▶ Exercise prompt
Locate the lines of the listing below that hold "Expenditure", then copy each of them.

▶ Information given
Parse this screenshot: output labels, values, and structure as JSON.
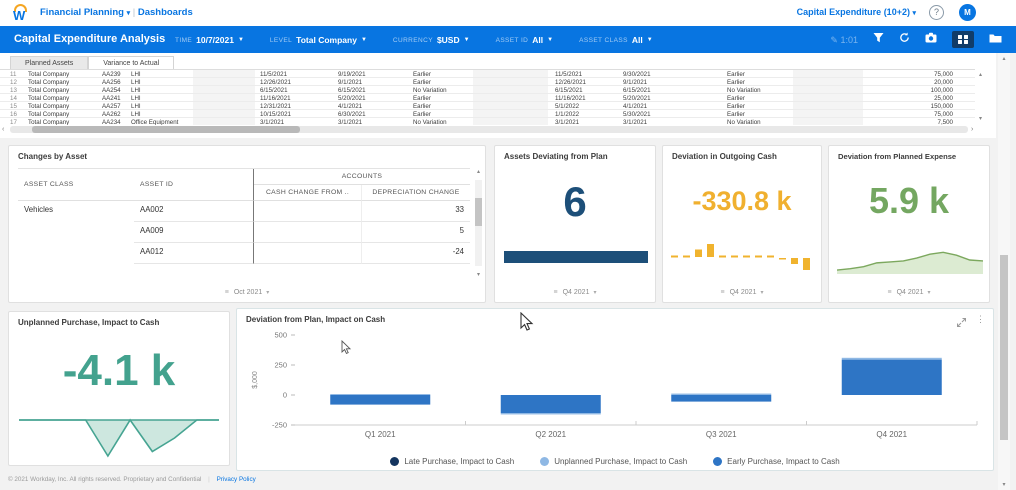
{
  "topbar": {
    "app_menu": "Financial Planning",
    "breadcrumb": "Dashboards",
    "workspace": "Capital Expenditure (10+2)",
    "help_glyph": "?",
    "avatar_initial": "M"
  },
  "header": {
    "title": "Capital Expenditure Analysis",
    "filters": [
      {
        "label": "TIME",
        "value": "10/7/2021"
      },
      {
        "label": "LEVEL",
        "value": "Total Company"
      },
      {
        "label": "CURRENCY",
        "value": "$USD"
      },
      {
        "label": "ASSET ID",
        "value": "All"
      },
      {
        "label": "ASSET CLASS",
        "value": "All"
      }
    ],
    "edit_label": "1:01"
  },
  "grid_table": {
    "tabs": [
      {
        "label": "Planned Assets",
        "active": true
      },
      {
        "label": "Variance to Actual",
        "active": false
      }
    ],
    "rows": [
      {
        "num": "11",
        "company": "Total Company",
        "asset_id": "AA239",
        "asset_class": "LHI",
        "plan_date": "11/5/2021",
        "actual_date": "9/19/2021",
        "variance": "Earlier",
        "plan_date2": "11/5/2021",
        "actual_date2": "9/30/2021",
        "variance2": "Earlier",
        "amount": "75,000"
      },
      {
        "num": "12",
        "company": "Total Company",
        "asset_id": "AA256",
        "asset_class": "LHI",
        "plan_date": "12/26/2021",
        "actual_date": "9/1/2021",
        "variance": "Earlier",
        "plan_date2": "12/26/2021",
        "actual_date2": "9/1/2021",
        "variance2": "Earlier",
        "amount": "20,000"
      },
      {
        "num": "13",
        "company": "Total Company",
        "asset_id": "AA254",
        "asset_class": "LHI",
        "plan_date": "6/15/2021",
        "actual_date": "6/15/2021",
        "variance": "No Variation",
        "plan_date2": "6/15/2021",
        "actual_date2": "6/15/2021",
        "variance2": "No Variation",
        "amount": "100,000"
      },
      {
        "num": "14",
        "company": "Total Company",
        "asset_id": "AA241",
        "asset_class": "LHI",
        "plan_date": "11/16/2021",
        "actual_date": "5/20/2021",
        "variance": "Earlier",
        "plan_date2": "11/16/2021",
        "actual_date2": "5/20/2021",
        "variance2": "Earlier",
        "amount": "25,000"
      },
      {
        "num": "15",
        "company": "Total Company",
        "asset_id": "AA257",
        "asset_class": "LHI",
        "plan_date": "12/31/2021",
        "actual_date": "4/1/2021",
        "variance": "Earlier",
        "plan_date2": "5/1/2022",
        "actual_date2": "4/1/2021",
        "variance2": "Earlier",
        "amount": "150,000"
      },
      {
        "num": "16",
        "company": "Total Company",
        "asset_id": "AA262",
        "asset_class": "LHI",
        "plan_date": "10/15/2021",
        "actual_date": "6/30/2021",
        "variance": "Earlier",
        "plan_date2": "1/1/2022",
        "actual_date2": "5/30/2021",
        "variance2": "Earlier",
        "amount": "75,000"
      },
      {
        "num": "17",
        "company": "Total Company",
        "asset_id": "AA234",
        "asset_class": "Office Equipment",
        "plan_date": "3/1/2021",
        "actual_date": "3/1/2021",
        "variance": "No Variation",
        "plan_date2": "3/1/2021",
        "actual_date2": "3/1/2021",
        "variance2": "No Variation",
        "amount": "7,500"
      }
    ]
  },
  "cards": {
    "changes": {
      "title": "Changes by Asset",
      "col_asset_class": "ASSET CLASS",
      "col_asset_id": "ASSET ID",
      "col_group_accounts": "ACCOUNTS",
      "col_cash_change": "CASH CHANGE FROM ..",
      "col_depreciation": "DEPRECIATION CHANGE",
      "rows": [
        {
          "asset_class": "Vehicles",
          "asset_id": "AA002",
          "cash_change": "",
          "depreciation": "33"
        },
        {
          "asset_class": "",
          "asset_id": "AA009",
          "cash_change": "",
          "depreciation": "5"
        },
        {
          "asset_class": "",
          "asset_id": "AA012",
          "cash_change": "",
          "depreciation": "-24"
        }
      ],
      "period": "Oct 2021"
    },
    "assets_deviating": {
      "title": "Assets Deviating from Plan",
      "value": "6",
      "period": "Q4 2021",
      "color": "#1d4f79"
    },
    "outgoing_cash": {
      "title": "Deviation in Outgoing Cash",
      "value": "-330.8 k",
      "period": "Q4 2021",
      "color": "#f0b02f"
    },
    "planned_expense": {
      "title": "Deviation from Planned Expense",
      "value": "5.9 k",
      "period": "Q4 2021",
      "color": "#74a761"
    },
    "unplanned_purchase": {
      "title": "Unplanned Purchase, Impact to Cash",
      "value": "-4.1 k",
      "color": "#43a28e"
    },
    "deviation_chart": {
      "title": "Deviation from Plan, Impact on Cash"
    }
  },
  "chart_data": [
    {
      "type": "bar",
      "title": "Deviation from Plan, Impact on Cash",
      "ylabel": "$,000",
      "categories": [
        "Q1 2021",
        "Q2 2021",
        "Q3 2021",
        "Q4 2021"
      ],
      "yticks": [
        500,
        250,
        0,
        -250
      ],
      "ylim": [
        -250,
        500
      ],
      "series": [
        {
          "name": "Late Purchase, Impact to Cash",
          "color": "#14355f",
          "values": [
            0,
            0,
            0,
            0
          ]
        },
        {
          "name": "Early Purchase, Impact to Cash",
          "color": "#2e75c5",
          "values": [
            -80,
            -150,
            -55,
            295
          ]
        },
        {
          "name": "Unplanned Purchase, Impact to Cash",
          "color": "#8fb8e4",
          "values": [
            8,
            -12,
            12,
            15
          ]
        }
      ],
      "legend_order": [
        "Late Purchase, Impact to Cash",
        "Unplanned Purchase, Impact to Cash",
        "Early Purchase, Impact to Cash"
      ],
      "legend_position": "bottom",
      "grid": false
    },
    {
      "type": "bar",
      "title": "Assets Deviating from Plan sparkline",
      "values": [
        6
      ],
      "color": "#1d4f79"
    },
    {
      "type": "bar",
      "title": "Deviation in Outgoing Cash sparkline",
      "values": [
        1,
        1,
        5,
        9,
        1,
        1,
        1,
        1,
        1,
        -1,
        -4,
        -8
      ],
      "color": "#f0b32e"
    },
    {
      "type": "area",
      "title": "Deviation from Planned Expense sparkline",
      "values": [
        0.4,
        0.7,
        1.1,
        1.9,
        2.1,
        2.3,
        2.9,
        3.7,
        4.1,
        3.5,
        2.5,
        2.3
      ],
      "color": "#7ca85e",
      "fill": "#dcebd2"
    },
    {
      "type": "area",
      "title": "Unplanned Purchase sparkline",
      "values": [
        0,
        0,
        0,
        0,
        -4,
        0,
        -3.5,
        -2,
        0,
        0
      ],
      "color": "#46a492",
      "fill": "#cde7df"
    }
  ],
  "footer": {
    "copyright": "© 2021 Workday, Inc. All rights reserved. Proprietary and Confidential",
    "privacy": "Privacy Policy"
  },
  "colors": {
    "brand_blue": "#0875e1",
    "navy": "#1d4f79",
    "amber": "#f0b02f",
    "green": "#74a761",
    "teal": "#43a28e"
  }
}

▶ Expected answer
    "workspace": "Capital Expenditure (10+2)",
    "title": "Capital Expenditure Analysis",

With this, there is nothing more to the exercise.